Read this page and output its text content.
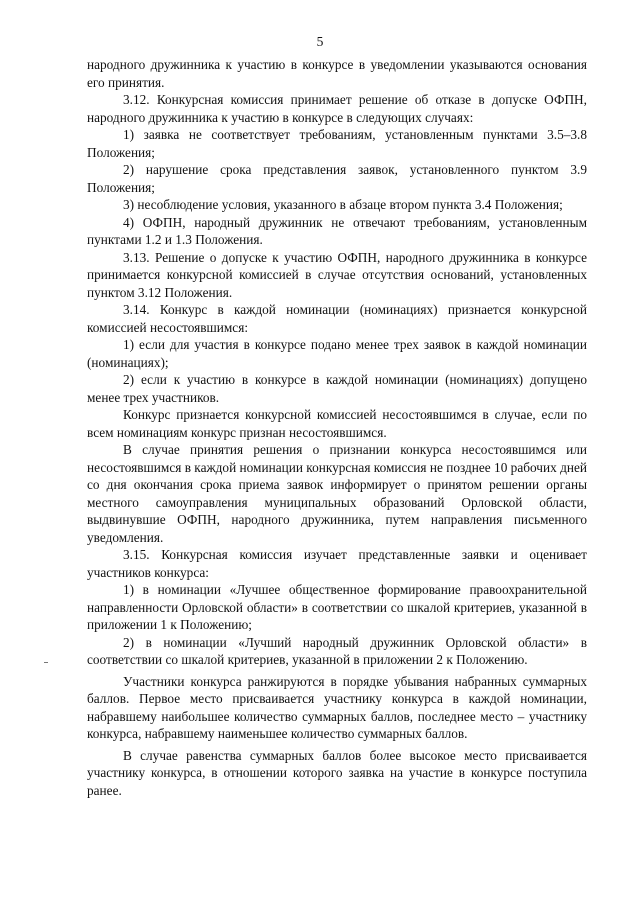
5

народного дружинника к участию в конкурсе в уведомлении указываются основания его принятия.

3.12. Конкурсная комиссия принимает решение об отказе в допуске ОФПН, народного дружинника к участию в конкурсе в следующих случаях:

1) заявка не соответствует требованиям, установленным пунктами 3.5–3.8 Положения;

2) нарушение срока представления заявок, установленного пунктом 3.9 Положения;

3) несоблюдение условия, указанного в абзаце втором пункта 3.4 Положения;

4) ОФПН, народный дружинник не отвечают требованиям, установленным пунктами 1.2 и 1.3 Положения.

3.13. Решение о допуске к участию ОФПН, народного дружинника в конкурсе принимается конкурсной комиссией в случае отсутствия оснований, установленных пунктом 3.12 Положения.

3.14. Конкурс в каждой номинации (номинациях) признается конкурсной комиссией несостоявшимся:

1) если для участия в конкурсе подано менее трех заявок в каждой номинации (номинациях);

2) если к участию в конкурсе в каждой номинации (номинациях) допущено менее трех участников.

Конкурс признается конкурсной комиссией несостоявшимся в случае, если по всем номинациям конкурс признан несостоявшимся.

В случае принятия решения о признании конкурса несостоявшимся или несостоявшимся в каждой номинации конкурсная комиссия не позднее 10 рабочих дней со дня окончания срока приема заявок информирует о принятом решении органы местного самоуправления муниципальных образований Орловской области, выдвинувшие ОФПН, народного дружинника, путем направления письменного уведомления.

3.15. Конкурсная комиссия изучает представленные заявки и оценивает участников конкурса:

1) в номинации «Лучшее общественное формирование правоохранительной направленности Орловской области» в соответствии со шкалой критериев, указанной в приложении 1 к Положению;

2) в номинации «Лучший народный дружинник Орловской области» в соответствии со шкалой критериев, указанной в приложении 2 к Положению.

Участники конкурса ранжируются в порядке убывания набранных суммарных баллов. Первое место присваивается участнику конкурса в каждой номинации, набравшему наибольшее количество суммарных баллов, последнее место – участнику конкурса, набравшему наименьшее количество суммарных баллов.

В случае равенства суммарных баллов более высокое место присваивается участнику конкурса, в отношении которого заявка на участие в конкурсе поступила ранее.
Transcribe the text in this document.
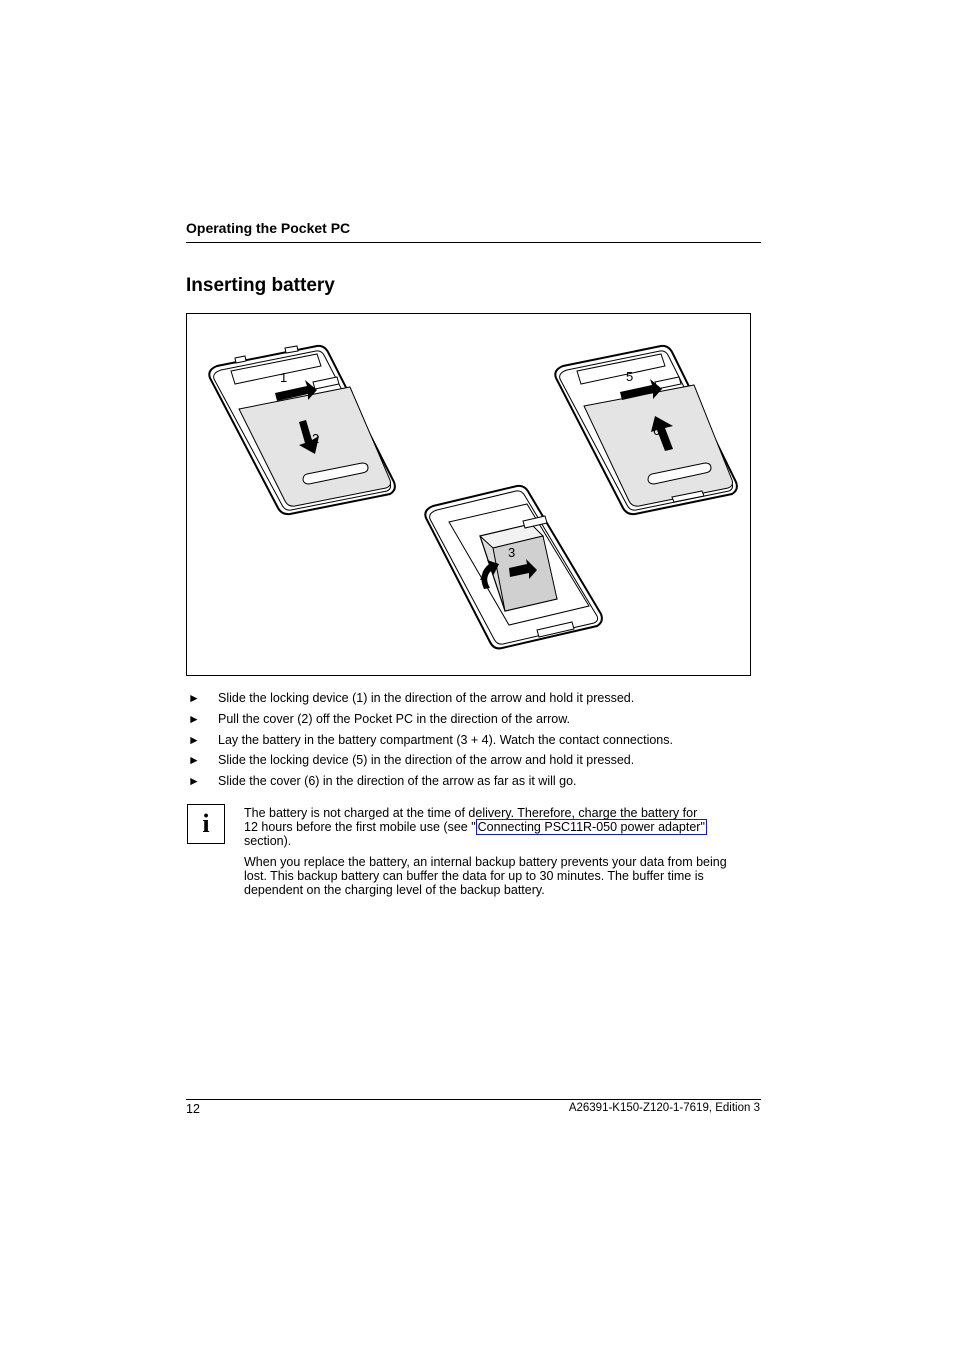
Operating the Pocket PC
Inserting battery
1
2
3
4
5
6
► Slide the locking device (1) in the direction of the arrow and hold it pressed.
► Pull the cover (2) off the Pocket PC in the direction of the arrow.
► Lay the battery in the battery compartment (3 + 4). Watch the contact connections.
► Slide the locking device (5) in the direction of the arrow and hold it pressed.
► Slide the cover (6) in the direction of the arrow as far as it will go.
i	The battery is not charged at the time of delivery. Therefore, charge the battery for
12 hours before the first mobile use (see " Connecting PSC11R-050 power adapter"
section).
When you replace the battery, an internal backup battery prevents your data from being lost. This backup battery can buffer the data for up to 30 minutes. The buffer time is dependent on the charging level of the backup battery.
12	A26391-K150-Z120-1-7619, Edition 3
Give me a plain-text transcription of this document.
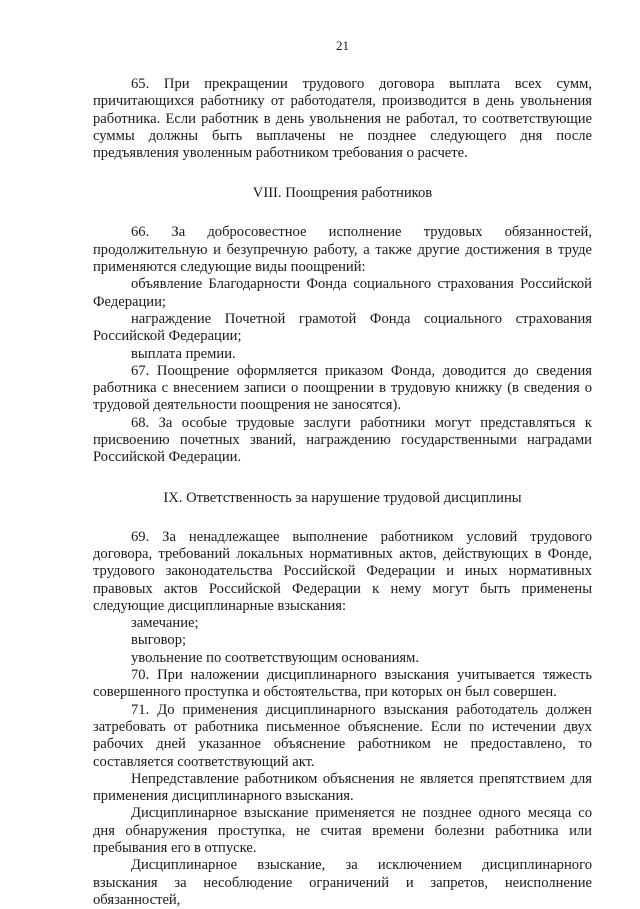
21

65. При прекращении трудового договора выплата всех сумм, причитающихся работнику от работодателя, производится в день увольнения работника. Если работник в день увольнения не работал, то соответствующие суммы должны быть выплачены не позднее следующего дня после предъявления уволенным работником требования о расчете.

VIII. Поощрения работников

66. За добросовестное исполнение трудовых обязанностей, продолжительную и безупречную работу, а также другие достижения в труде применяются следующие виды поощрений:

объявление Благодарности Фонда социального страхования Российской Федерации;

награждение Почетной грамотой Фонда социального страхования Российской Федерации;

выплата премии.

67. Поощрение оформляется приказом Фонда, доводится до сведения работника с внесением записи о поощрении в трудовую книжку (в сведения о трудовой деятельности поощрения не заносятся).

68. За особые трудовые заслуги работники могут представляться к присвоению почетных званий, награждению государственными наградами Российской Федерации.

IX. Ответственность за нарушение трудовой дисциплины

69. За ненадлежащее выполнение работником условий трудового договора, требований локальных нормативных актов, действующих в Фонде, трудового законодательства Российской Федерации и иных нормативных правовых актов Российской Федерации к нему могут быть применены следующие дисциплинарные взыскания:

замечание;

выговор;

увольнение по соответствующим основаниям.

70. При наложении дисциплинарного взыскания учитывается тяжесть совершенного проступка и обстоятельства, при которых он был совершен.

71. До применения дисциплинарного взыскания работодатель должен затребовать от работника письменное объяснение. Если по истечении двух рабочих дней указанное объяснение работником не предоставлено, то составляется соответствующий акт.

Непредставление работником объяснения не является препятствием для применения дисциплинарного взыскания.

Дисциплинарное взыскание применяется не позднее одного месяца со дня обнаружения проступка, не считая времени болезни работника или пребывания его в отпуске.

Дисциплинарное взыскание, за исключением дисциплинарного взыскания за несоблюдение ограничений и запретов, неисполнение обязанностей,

■ ■ ■ ■ ■ ■ ■

— GIVEN TASK —
Pictures in the records should not appear in your copy, but everything else must be transcribed exactly.

— TASK ANSWER —
Read this page and output its text content.
5

народного дружинника к участию в конкурсе в уведомлении указываются основания его принятия.

3.12. Конкурсная комиссия принимает решение об отказе в допуске ОФПН, народного дружинника к участию в конкурсе в следующих случаях:

1) заявка не соответствует требованиям, установленным пунктами 3.5–3.8 Положения;

2) нарушение срока представления заявок, установленного пунктом 3.9 Положения;

3) несоблюдение условия, указанного в абзаце втором пункта 3.4 Положения;

4) ОФПН, народный дружинник не отвечают требованиям, установленным пунктами 1.2 и 1.3 Положения.

3.13. Решение о допуске к участию ОФПН, народного дружинника в конкурсе принимается конкурсной комиссией в случае отсутствия оснований, установленных пунктом 3.12 Положения.

3.14. Конкурс в каждой номинации (номинациях) признается конкурсной комиссией несостоявшимся:

1) если для участия в конкурсе подано менее трех заявок в каждой номинации (номинациях);

2) если к участию в конкурсе в каждой номинации (номинациях) допущено менее трех участников.

Конкурс признается конкурсной комиссией несостоявшимся в случае, если по всем номинациям конкурс признан несостоявшимся.

В случае принятия решения о признании конкурса несостоявшимся или несостоявшимся в каждой номинации конкурсная комиссия не позднее 10 рабочих дней со дня окончания срока приема заявок информирует о принятом решении органы местного самоуправления муниципальных образований Орловской области, выдвинувшие ОФПН, народного дружинника, путем направления письменного уведомления.

3.15. Конкурсная комиссия изучает представленные заявки и оценивает участников конкурса:

1) в номинации «Лучшее общественное формирование правоохранительной направленности Орловской области» в соответствии со шкалой критериев, указанной в приложении 1 к Положению;

2) в номинации «Лучший народный дружинник Орловской области» в соответствии со шкалой критериев, указанной в приложении 2 к Положению.

Участники конкурса ранжируются в порядке убывания набранных суммарных баллов. Первое место присваивается участнику конкурса в каждой номинации, набравшему наибольшее количество суммарных баллов, последнее место – участнику конкурса, набравшему наименьшее количество суммарных баллов.

В случае равенства суммарных баллов более высокое место присваивается участнику конкурса, в отношении которого заявка на участие в конкурсе поступила ранее.
Transcribe the text in this document.
Operating the Pocket PC
Inserting battery
1
2
3
4
5
6
► Slide the locking device (1) in the direction of the arrow and hold it pressed.
► Pull the cover (2) off the Pocket PC in the direction of the arrow.
► Lay the battery in the battery compartment (3 + 4). Watch the contact connections.
► Slide the locking device (5) in the direction of the arrow and hold it pressed.
► Slide the cover (6) in the direction of the arrow as far as it will go.
i	The battery is not charged at the time of delivery. Therefore, charge the battery for
12 hours before the first mobile use (see " Connecting PSC11R-050 power adapter"
section).
When you replace the battery, an internal backup battery prevents your data from being lost. This backup battery can buffer the data for up to 30 minutes. The buffer time is dependent on the charging level of the backup battery.
12	A26391-K150-Z120-1-7619, Edition 3
Give me a plain-text transcription of this document.
21

65. При прекращении трудового договора выплата всех сумм, причитающихся работнику от работодателя, производится в день увольнения работника. Если работник в день увольнения не работал, то соответствующие суммы должны быть выплачены не позднее следующего дня после предъявления уволенным работником требования о расчете.

VIII. Поощрения работников

66. За добросовестное исполнение трудовых обязанностей, продолжительную и безупречную работу, а также другие достижения в труде применяются следующие виды поощрений:

объявление Благодарности Фонда социального страхования Российской Федерации;

награждение Почетной грамотой Фонда социального страхования Российской Федерации;

выплата премии.

67. Поощрение оформляется приказом Фонда, доводится до сведения работника с внесением записи о поощрении в трудовую книжку (в сведения о трудовой деятельности поощрения не заносятся).

68. За особые трудовые заслуги работники могут представляться к присвоению почетных званий, награждению государственными наградами Российской Федерации.

IX. Ответственность за нарушение трудовой дисциплины

69. За ненадлежащее выполнение работником условий трудового договора, требований локальных нормативных актов, действующих в Фонде, трудового законодательства Российской Федерации и иных нормативных правовых актов Российской Федерации к нему могут быть применены следующие дисциплинарные взыскания:

замечание;

выговор;

увольнение по соответствующим основаниям.

70. При наложении дисциплинарного взыскания учитывается тяжесть совершенного проступка и обстоятельства, при которых он был совершен.

71. До применения дисциплинарного взыскания работодатель должен затребовать от работника письменное объяснение. Если по истечении двух рабочих дней указанное объяснение работником не предоставлено, то составляется соответствующий акт.

Непредставление работником объяснения не является препятствием для применения дисциплинарного взыскания.

Дисциплинарное взыскание применяется не позднее одного месяца со дня обнаружения проступка, не считая времени болезни работника или пребывания его в отпуске.

Дисциплинарное взыскание, за исключением дисциплинарного взыскания за несоблюдение ограничений и запретов, неисполнение обязанностей,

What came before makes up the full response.